WHAT IS ASKED: Extract each line containing the string "CLOUDSAT".

DATA PROVIDED:
● ● ●

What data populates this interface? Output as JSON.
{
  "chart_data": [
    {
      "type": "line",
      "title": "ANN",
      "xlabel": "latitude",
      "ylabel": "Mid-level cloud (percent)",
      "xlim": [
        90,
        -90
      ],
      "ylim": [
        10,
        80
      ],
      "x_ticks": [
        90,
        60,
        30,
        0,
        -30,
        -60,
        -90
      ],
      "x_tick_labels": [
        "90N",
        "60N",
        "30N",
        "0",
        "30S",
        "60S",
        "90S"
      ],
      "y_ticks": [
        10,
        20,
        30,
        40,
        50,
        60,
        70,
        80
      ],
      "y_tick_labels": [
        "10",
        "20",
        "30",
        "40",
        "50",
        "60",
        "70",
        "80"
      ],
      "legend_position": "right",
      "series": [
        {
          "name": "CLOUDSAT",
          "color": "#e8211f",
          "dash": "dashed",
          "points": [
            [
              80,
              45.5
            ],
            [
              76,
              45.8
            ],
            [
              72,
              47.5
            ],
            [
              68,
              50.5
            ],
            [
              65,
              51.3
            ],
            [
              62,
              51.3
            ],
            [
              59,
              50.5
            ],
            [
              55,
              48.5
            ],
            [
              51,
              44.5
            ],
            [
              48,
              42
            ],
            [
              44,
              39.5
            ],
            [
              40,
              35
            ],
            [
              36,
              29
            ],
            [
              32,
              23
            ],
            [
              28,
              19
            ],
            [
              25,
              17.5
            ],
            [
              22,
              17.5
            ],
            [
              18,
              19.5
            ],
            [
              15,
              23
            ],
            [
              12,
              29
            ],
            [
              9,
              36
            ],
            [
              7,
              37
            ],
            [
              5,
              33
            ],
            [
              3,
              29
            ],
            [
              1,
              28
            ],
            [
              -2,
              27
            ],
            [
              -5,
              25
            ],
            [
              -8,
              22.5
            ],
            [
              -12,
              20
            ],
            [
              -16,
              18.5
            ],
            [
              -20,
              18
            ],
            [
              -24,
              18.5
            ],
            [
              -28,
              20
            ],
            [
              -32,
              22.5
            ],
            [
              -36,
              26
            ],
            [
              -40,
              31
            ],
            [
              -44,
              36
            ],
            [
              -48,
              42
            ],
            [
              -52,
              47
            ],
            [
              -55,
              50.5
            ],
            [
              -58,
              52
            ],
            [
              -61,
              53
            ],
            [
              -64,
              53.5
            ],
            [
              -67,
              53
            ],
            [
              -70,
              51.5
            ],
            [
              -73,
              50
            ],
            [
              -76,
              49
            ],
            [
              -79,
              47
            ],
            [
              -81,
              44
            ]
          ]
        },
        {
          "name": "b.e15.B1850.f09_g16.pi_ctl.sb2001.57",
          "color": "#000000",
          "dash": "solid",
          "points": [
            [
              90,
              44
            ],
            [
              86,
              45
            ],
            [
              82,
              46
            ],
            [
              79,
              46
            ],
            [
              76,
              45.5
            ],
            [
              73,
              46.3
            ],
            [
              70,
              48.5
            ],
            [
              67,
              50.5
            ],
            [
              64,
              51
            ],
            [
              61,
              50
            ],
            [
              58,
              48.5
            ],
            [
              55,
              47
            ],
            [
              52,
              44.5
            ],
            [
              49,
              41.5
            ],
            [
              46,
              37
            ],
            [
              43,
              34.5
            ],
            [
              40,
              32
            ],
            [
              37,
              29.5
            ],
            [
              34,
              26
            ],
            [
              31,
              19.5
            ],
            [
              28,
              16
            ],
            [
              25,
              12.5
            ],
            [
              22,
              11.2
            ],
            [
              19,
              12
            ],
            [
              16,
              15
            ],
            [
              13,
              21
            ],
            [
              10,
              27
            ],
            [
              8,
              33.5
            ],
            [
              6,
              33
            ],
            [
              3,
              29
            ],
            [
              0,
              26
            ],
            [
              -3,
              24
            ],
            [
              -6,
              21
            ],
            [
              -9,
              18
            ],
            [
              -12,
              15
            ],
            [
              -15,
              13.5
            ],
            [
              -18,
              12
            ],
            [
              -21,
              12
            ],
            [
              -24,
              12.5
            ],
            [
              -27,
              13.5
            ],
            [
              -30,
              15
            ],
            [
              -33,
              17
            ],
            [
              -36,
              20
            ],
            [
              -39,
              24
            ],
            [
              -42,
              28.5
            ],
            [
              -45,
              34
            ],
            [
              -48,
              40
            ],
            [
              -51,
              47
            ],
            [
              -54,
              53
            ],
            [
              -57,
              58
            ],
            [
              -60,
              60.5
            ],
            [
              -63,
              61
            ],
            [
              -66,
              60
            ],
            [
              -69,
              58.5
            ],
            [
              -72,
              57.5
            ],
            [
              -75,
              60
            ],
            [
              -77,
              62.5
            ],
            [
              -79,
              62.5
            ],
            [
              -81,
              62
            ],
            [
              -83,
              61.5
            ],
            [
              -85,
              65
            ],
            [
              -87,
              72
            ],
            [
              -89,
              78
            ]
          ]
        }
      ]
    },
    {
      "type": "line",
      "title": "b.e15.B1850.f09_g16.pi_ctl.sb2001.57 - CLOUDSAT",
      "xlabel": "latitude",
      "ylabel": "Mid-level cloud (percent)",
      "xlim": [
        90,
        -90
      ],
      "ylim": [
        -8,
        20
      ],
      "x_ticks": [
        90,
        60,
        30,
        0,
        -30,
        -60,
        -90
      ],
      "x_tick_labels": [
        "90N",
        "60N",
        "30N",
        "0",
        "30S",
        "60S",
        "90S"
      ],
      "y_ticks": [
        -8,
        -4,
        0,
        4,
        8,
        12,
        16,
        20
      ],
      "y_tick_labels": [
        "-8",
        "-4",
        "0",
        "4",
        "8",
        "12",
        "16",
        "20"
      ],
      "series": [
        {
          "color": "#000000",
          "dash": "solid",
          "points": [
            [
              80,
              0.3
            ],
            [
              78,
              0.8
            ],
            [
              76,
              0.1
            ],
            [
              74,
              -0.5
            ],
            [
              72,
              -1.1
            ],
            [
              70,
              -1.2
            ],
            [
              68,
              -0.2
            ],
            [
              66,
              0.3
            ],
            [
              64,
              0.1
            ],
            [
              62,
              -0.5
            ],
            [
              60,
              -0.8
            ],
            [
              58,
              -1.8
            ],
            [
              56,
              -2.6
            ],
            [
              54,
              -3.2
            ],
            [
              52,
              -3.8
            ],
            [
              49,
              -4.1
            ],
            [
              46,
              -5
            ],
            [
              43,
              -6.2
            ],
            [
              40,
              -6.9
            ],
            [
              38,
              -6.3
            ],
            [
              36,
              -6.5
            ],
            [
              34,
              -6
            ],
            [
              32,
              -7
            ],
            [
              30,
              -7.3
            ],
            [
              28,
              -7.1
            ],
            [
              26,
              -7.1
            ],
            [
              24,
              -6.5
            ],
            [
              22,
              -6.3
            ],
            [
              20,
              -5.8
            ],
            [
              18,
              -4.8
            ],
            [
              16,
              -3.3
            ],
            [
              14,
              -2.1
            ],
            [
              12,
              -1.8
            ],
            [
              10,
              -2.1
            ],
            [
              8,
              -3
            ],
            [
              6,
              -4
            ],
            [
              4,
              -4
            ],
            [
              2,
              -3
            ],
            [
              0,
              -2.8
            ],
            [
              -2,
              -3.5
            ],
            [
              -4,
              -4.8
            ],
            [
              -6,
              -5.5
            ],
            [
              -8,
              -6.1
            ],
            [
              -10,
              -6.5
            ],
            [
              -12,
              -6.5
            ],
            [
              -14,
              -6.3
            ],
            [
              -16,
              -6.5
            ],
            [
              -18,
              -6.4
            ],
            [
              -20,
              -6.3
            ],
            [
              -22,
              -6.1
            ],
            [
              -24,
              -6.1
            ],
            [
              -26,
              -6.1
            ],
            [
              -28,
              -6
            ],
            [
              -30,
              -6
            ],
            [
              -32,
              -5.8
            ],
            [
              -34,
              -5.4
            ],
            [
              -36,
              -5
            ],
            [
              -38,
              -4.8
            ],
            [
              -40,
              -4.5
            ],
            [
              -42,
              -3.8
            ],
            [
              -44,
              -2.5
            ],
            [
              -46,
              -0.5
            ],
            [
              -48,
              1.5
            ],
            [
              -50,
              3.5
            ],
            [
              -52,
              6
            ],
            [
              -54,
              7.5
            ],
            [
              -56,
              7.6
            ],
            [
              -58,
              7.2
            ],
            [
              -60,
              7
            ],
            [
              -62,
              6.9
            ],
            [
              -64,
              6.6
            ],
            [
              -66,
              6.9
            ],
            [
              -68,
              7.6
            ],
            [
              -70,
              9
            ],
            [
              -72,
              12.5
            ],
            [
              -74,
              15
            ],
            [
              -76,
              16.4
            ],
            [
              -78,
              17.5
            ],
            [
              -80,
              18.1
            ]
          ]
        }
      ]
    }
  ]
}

● ● ●

SOLUTION FOR THIS EXERCISE:
          "name": "CLOUDSAT",
      "title": "b.e15.B1850.f09_g16.pi_ctl.sb2001.57 - CLOUDSAT",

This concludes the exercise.